(Extracted records)
════════════════
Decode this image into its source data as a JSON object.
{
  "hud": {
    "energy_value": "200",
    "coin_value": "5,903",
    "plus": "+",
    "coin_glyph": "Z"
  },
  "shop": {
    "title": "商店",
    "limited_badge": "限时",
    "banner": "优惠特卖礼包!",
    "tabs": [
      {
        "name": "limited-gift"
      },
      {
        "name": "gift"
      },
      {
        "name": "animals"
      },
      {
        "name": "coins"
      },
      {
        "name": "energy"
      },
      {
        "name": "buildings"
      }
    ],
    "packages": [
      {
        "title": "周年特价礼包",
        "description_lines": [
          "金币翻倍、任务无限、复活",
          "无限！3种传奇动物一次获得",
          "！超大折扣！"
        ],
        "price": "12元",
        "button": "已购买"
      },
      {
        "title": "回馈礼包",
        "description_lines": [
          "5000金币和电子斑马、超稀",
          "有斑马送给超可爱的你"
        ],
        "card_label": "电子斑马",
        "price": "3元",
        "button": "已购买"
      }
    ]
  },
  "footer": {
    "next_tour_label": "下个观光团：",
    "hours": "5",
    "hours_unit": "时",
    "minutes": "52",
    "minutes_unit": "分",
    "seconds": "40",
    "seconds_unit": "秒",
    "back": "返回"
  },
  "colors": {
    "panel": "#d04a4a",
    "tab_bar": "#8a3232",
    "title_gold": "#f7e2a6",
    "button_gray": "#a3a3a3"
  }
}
════════════════
The records above must be output exactly, in full.

→ Exercise answer
Decode this image into its source data as a JSON object.
{
  "hud": {
    "energy_value": "200",
    "coin_value": "5,903",
    "plus": "+",
    "coin_glyph": "Z"
  },
  "shop": {
    "title": "商店",
    "limited_badge": "限时",
    "banner": "优惠特卖礼包!",
    "tabs": [
      {
        "name": "limited-gift"
      },
      {
        "name": "gift"
      },
      {
        "name": "animals"
      },
      {
        "name": "coins"
      },
      {
        "name": "energy"
      },
      {
        "name": "buildings"
      }
    ],
    "packages": [
      {
        "title": "周年特价礼包",
        "description_lines": [
          "金币翻倍、任务无限、复活",
          "无限！3种传奇动物一次获得",
          "！超大折扣！"
        ],
        "price": "12元",
        "button": "已购买"
      },
      {
        "title": "回馈礼包",
        "description_lines": [
          "5000金币和电子斑马、超稀",
          "有斑马送给超可爱的你"
        ],
        "card_label": "电子斑马",
        "price": "3元",
        "button": "已购买"
      }
    ]
  },
  "footer": {
    "next_tour_label": "下个观光团：",
    "hours": "5",
    "hours_unit": "时",
    "minutes": "52",
    "minutes_unit": "分",
    "seconds": "40",
    "seconds_unit": "秒",
    "back": "返回"
  },
  "colors": {
    "panel": "#d04a4a",
    "tab_bar": "#8a3232",
    "title_gold": "#f7e2a6",
    "button_gray": "#a3a3a3"
  }
}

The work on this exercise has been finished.